[Items listed in a dataset]
******
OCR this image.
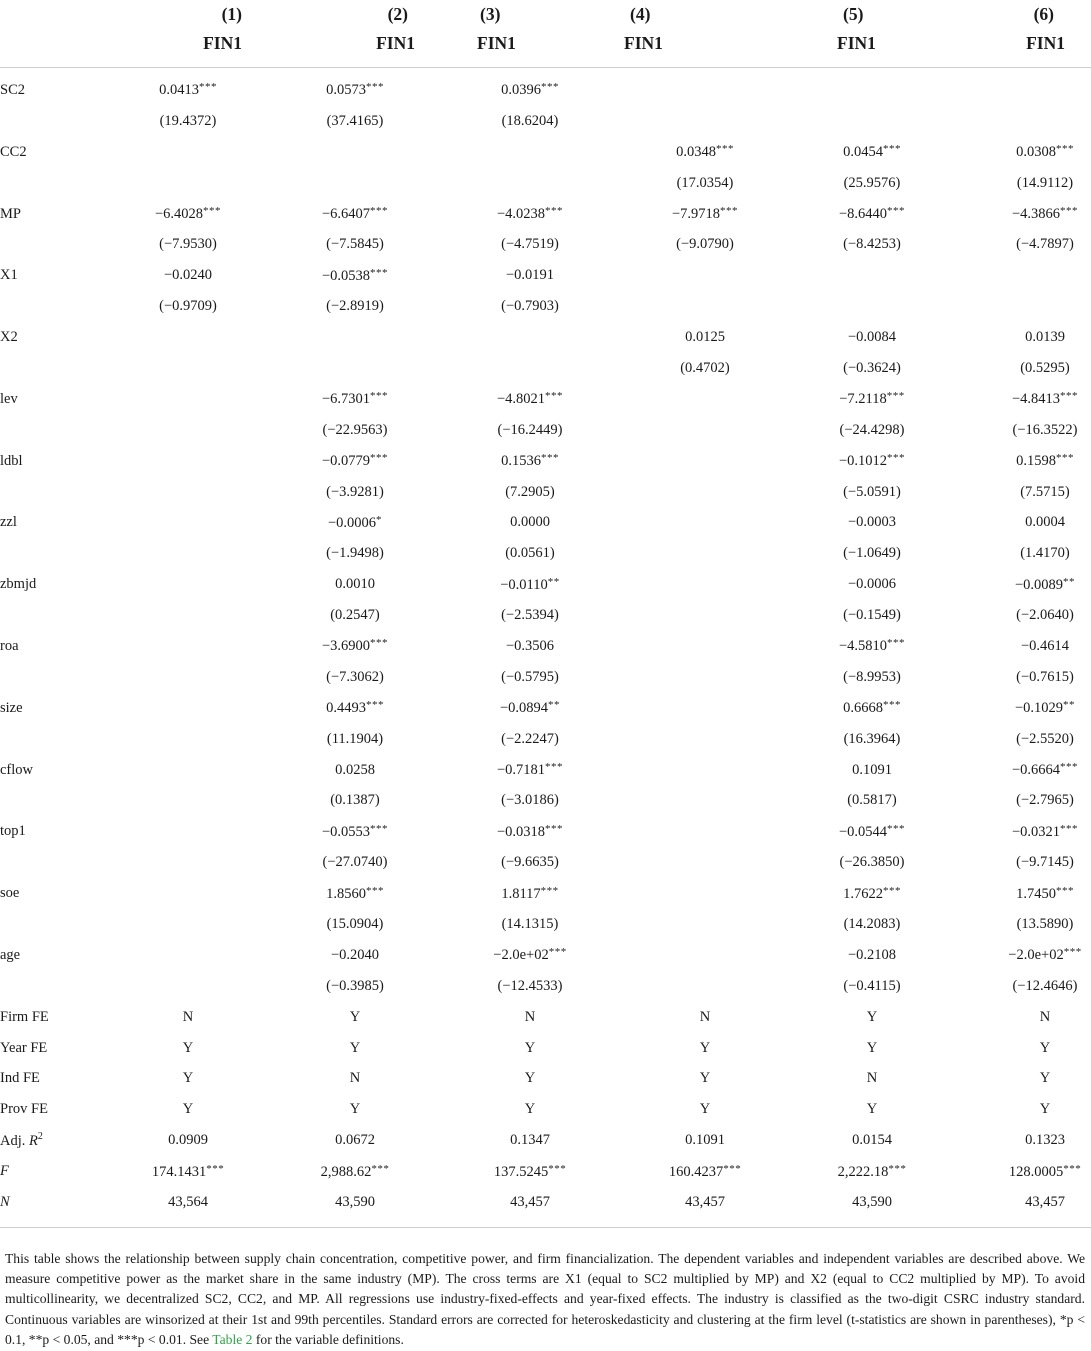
	(1)	(2)	(3)	(4)	(5)	(6)
	FIN1	FIN1	FIN1	FIN1	FIN1	FIN1

SC2	0.0413***	0.0573***	0.0396***			
	(19.4372)	(37.4165)	(18.6204)			
CC2				0.0348***	0.0454***	0.0308***
				(17.0354)	(25.9576)	(14.9112)
MP	−6.4028***	−6.6407***	−4.0238***	−7.9718***	−8.6440***	−4.3866***
	(−7.9530)	(−7.5845)	(−4.7519)	(−9.0790)	(−8.4253)	(−4.7897)
X1	−0.0240	−0.0538***	−0.0191			
	(−0.9709)	(−2.8919)	(−0.7903)			
X2				0.0125	−0.0084	0.0139
				(0.4702)	(−0.3624)	(0.5295)
lev		−6.7301***	−4.8021***		−7.2118***	−4.8413***
		(−22.9563)	(−16.2449)		(−24.4298)	(−16.3522)
ldbl		−0.0779***	0.1536***		−0.1012***	0.1598***
		(−3.9281)	(7.2905)		(−5.0591)	(7.5715)
zzl		−0.0006*	0.0000		−0.0003	0.0004
		(−1.9498)	(0.0561)		(−1.0649)	(1.4170)
zbmjd		0.0010	−0.0110**		−0.0006	−0.0089**
		(0.2547)	(−2.5394)		(−0.1549)	(−2.0640)
roa		−3.6900***	−0.3506		−4.5810***	−0.4614
		(−7.3062)	(−0.5795)		(−8.9953)	(−0.7615)
size		0.4493***	−0.0894**		0.6668***	−0.1029**
		(11.1904)	(−2.2247)		(16.3964)	(−2.5520)
cflow		0.0258	−0.7181***		0.1091	−0.6664***
		(0.1387)	(−3.0186)		(0.5817)	(−2.7965)
top1		−0.0553***	−0.0318***		−0.0544***	−0.0321***
		(−27.0740)	(−9.6635)		(−26.3850)	(−9.7145)
soe		1.8560***	1.8117***		1.7622***	1.7450***
		(15.0904)	(14.1315)		(14.2083)	(13.5890)
age		−0.2040	−2.0e+02***		−0.2108	−2.0e+02***
		(−0.3985)	(−12.4533)		(−0.4115)	(−12.4646)
Firm FE	N	Y	N	N	Y	N
Year FE	Y	Y	Y	Y	Y	Y
Ind FE	Y	N	Y	Y	N	Y
Prov FE	Y	Y	Y	Y	Y	Y
Adj. $R^2$	0.0909	0.0672	0.1347	0.1091	0.0154	0.1323
F	174.1431***	2,988.62***	137.5245***	160.4237***	2,222.18***	128.0005***
N	43,564	43,590	43,457	43,457	43,590	43,457

This table shows the relationship between supply chain concentration, competitive power, and firm financialization. The dependent variables and independent variables are described above. We measure competitive power as the market share in the same industry (MP). The cross terms are X1 (equal to SC2 multiplied by MP) and X2 (equal to CC2 multiplied by MP). To avoid multicollinearity, we decentralized SC2, CC2, and MP. All regressions use industry-fixed-effects and year-fixed effects. The industry is classified as the two-digit CSRC industry standard. Continuous variables are winsorized at their 1st and 99th percentiles. Standard errors are corrected for heteroskedasticity and clustering at the firm level (t-statistics are shown in parentheses), *p < 0.1, **p < 0.05, and ***p < 0.01. See Table 2 for the variable definitions.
******
(Work instructions) Leave out the pictures and transcribe everything else exactly.

(Complete response)
OCR this image.
	(1)	(2)	(3)	(4)	(5)	(6)
	FIN1	FIN1	FIN1	FIN1	FIN1	FIN1

SC2	0.0413***	0.0573***	0.0396***			
	(19.4372)	(37.4165)	(18.6204)			
CC2				0.0348***	0.0454***	0.0308***
				(17.0354)	(25.9576)	(14.9112)
MP	−6.4028***	−6.6407***	−4.0238***	−7.9718***	−8.6440***	−4.3866***
	(−7.9530)	(−7.5845)	(−4.7519)	(−9.0790)	(−8.4253)	(−4.7897)
X1	−0.0240	−0.0538***	−0.0191			
	(−0.9709)	(−2.8919)	(−0.7903)			
X2				0.0125	−0.0084	0.0139
				(0.4702)	(−0.3624)	(0.5295)
lev		−6.7301***	−4.8021***		−7.2118***	−4.8413***
		(−22.9563)	(−16.2449)		(−24.4298)	(−16.3522)
ldbl		−0.0779***	0.1536***		−0.1012***	0.1598***
		(−3.9281)	(7.2905)		(−5.0591)	(7.5715)
zzl		−0.0006*	0.0000		−0.0003	0.0004
		(−1.9498)	(0.0561)		(−1.0649)	(1.4170)
zbmjd		0.0010	−0.0110**		−0.0006	−0.0089**
		(0.2547)	(−2.5394)		(−0.1549)	(−2.0640)
roa		−3.6900***	−0.3506		−4.5810***	−0.4614
		(−7.3062)	(−0.5795)		(−8.9953)	(−0.7615)
size		0.4493***	−0.0894**		0.6668***	−0.1029**
		(11.1904)	(−2.2247)		(16.3964)	(−2.5520)
cflow		0.0258	−0.7181***		0.1091	−0.6664***
		(0.1387)	(−3.0186)		(0.5817)	(−2.7965)
top1		−0.0553***	−0.0318***		−0.0544***	−0.0321***
		(−27.0740)	(−9.6635)		(−26.3850)	(−9.7145)
soe		1.8560***	1.8117***		1.7622***	1.7450***
		(15.0904)	(14.1315)		(14.2083)	(13.5890)
age		−0.2040	−2.0e+02***		−0.2108	−2.0e+02***
		(−0.3985)	(−12.4533)		(−0.4115)	(−12.4646)
Firm FE	N	Y	N	N	Y	N
Year FE	Y	Y	Y	Y	Y	Y
Ind FE	Y	N	Y	Y	N	Y
Prov FE	Y	Y	Y	Y	Y	Y
Adj. $R^2$	0.0909	0.0672	0.1347	0.1091	0.0154	0.1323
F	174.1431***	2,988.62***	137.5245***	160.4237***	2,222.18***	128.0005***
N	43,564	43,590	43,457	43,457	43,590	43,457

This table shows the relationship between supply chain concentration, competitive power, and firm financialization. The dependent variables and independent variables are described above. We measure competitive power as the market share in the same industry (MP). The cross terms are X1 (equal to SC2 multiplied by MP) and X2 (equal to CC2 multiplied by MP). To avoid multicollinearity, we decentralized SC2, CC2, and MP. All regressions use industry-fixed-effects and year-fixed effects. The industry is classified as the two-digit CSRC industry standard. Continuous variables are winsorized at their 1st and 99th percentiles. Standard errors are corrected for heteroskedasticity and clustering at the firm level (t-statistics are shown in parentheses), *p < 0.1, **p < 0.05, and ***p < 0.01. See Table 2 for the variable definitions.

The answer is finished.